- _Record list_

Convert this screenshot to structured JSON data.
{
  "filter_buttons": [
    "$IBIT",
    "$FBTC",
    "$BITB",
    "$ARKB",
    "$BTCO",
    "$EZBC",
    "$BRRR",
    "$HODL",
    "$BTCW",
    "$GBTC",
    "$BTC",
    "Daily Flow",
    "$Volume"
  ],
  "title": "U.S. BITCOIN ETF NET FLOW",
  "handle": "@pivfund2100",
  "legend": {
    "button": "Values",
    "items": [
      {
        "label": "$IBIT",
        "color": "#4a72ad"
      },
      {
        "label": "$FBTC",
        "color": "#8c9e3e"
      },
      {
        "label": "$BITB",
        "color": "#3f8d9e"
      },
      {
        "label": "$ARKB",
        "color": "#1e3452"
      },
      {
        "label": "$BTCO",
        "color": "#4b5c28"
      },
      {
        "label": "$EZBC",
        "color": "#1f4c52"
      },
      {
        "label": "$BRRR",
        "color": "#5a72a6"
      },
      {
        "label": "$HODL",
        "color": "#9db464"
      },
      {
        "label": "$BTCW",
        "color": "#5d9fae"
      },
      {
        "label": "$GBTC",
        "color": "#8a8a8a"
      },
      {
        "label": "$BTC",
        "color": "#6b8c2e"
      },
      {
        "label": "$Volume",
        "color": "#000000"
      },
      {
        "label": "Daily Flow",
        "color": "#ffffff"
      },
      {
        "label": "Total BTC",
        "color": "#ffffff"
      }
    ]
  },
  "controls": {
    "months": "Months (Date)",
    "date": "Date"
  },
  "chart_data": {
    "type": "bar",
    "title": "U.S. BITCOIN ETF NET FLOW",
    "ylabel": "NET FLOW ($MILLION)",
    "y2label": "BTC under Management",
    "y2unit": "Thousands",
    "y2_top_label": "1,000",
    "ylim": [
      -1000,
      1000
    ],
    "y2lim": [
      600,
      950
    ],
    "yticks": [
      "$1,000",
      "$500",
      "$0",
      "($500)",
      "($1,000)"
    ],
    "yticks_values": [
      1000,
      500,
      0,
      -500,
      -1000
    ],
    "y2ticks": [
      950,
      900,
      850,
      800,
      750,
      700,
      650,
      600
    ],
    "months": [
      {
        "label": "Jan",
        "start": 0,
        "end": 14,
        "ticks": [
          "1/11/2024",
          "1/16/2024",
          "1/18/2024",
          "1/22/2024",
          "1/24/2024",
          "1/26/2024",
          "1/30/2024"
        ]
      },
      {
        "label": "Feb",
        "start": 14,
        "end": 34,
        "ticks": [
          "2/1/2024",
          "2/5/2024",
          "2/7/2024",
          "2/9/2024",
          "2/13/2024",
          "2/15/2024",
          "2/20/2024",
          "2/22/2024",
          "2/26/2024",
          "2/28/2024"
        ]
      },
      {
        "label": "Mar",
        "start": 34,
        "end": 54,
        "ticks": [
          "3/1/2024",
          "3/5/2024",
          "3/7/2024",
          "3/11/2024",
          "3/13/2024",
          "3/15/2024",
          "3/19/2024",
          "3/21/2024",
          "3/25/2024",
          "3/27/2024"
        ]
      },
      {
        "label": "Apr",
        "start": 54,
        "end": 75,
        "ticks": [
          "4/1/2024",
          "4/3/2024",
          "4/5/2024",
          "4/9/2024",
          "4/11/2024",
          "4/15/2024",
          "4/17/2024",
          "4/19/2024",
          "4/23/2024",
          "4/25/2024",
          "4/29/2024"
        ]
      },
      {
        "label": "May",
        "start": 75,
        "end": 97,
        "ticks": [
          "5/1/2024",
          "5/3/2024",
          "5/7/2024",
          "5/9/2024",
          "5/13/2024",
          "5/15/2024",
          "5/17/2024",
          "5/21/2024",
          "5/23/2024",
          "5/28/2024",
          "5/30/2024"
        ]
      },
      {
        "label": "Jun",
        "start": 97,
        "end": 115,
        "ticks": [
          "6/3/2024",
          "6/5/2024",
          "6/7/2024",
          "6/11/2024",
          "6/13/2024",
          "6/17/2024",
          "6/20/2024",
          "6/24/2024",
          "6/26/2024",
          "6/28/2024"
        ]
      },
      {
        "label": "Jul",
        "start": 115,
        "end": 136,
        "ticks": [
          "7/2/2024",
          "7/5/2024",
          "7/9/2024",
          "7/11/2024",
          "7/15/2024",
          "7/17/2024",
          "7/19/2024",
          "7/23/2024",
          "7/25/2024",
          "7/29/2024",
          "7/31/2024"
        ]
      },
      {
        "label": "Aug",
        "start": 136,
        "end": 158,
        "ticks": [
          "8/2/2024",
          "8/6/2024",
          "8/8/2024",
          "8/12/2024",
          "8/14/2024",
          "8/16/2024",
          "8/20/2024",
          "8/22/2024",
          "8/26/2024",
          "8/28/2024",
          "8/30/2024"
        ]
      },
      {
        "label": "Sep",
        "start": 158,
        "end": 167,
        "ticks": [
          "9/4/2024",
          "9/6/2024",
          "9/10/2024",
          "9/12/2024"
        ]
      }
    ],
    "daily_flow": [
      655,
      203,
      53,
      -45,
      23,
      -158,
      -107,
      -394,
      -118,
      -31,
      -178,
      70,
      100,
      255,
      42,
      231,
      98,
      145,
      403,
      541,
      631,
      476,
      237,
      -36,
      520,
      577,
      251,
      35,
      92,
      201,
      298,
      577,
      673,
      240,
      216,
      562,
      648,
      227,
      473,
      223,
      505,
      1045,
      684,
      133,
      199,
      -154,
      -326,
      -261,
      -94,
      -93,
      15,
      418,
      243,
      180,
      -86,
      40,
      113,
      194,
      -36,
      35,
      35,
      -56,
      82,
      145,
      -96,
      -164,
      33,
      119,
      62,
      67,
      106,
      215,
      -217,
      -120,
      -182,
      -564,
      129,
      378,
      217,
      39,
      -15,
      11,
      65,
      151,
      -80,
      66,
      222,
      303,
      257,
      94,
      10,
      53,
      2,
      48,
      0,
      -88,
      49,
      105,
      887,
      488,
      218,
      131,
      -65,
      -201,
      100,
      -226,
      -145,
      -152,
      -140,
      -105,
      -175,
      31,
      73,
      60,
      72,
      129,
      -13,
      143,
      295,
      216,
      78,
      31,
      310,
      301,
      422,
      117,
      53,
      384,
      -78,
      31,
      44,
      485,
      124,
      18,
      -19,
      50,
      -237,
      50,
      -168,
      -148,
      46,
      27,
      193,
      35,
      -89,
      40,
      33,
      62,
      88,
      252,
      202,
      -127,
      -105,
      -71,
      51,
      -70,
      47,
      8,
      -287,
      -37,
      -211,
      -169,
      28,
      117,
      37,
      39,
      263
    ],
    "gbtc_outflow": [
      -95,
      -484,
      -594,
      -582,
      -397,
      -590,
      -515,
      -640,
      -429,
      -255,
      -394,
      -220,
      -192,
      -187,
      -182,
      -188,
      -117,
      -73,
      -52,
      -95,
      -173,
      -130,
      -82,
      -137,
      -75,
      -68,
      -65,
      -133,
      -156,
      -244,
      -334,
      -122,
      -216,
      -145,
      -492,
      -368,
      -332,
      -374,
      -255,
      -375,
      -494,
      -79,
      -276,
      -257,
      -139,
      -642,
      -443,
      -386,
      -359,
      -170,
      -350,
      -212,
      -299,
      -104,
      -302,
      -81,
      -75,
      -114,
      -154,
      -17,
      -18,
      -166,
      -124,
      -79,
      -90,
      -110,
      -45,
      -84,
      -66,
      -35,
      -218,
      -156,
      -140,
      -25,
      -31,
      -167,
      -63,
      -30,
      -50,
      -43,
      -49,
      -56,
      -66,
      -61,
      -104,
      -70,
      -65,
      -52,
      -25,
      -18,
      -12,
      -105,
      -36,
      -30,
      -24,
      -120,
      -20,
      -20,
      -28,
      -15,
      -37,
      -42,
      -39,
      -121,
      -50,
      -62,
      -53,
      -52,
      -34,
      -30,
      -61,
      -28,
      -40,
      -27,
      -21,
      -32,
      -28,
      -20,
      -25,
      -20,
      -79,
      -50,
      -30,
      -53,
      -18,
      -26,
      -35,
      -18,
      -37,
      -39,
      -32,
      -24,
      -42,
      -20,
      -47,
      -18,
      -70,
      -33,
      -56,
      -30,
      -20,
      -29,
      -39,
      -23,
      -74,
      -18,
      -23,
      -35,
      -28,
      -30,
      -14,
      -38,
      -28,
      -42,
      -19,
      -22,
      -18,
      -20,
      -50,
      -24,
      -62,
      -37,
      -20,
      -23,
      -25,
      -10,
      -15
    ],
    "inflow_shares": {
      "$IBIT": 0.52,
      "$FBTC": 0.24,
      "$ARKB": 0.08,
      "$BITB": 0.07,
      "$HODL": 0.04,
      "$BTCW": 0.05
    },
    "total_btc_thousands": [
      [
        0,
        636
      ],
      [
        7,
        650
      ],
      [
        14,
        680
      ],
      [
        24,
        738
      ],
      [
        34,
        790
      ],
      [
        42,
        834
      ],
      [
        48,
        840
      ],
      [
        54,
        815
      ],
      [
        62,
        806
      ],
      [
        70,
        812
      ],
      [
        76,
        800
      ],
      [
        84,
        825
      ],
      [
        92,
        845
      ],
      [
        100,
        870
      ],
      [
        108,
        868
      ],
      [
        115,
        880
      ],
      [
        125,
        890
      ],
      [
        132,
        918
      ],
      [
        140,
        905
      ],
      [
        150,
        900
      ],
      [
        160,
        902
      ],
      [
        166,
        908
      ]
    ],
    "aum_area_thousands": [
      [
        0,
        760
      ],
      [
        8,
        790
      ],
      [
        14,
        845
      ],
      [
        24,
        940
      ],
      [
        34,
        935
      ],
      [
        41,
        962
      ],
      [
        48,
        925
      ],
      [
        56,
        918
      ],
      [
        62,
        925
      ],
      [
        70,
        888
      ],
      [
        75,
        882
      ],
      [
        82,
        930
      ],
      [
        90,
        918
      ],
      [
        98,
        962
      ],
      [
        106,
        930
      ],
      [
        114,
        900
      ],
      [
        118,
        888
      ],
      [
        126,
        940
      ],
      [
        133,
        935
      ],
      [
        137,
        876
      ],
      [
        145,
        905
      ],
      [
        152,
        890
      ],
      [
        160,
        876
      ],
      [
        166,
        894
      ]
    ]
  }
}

- _Given request_
Which lines of the data include "title"? Copy each of them.

- _Answer below_
  "title": "U.S. BITCOIN ETF NET FLOW",
    "title": "U.S. BITCOIN ETF NET FLOW",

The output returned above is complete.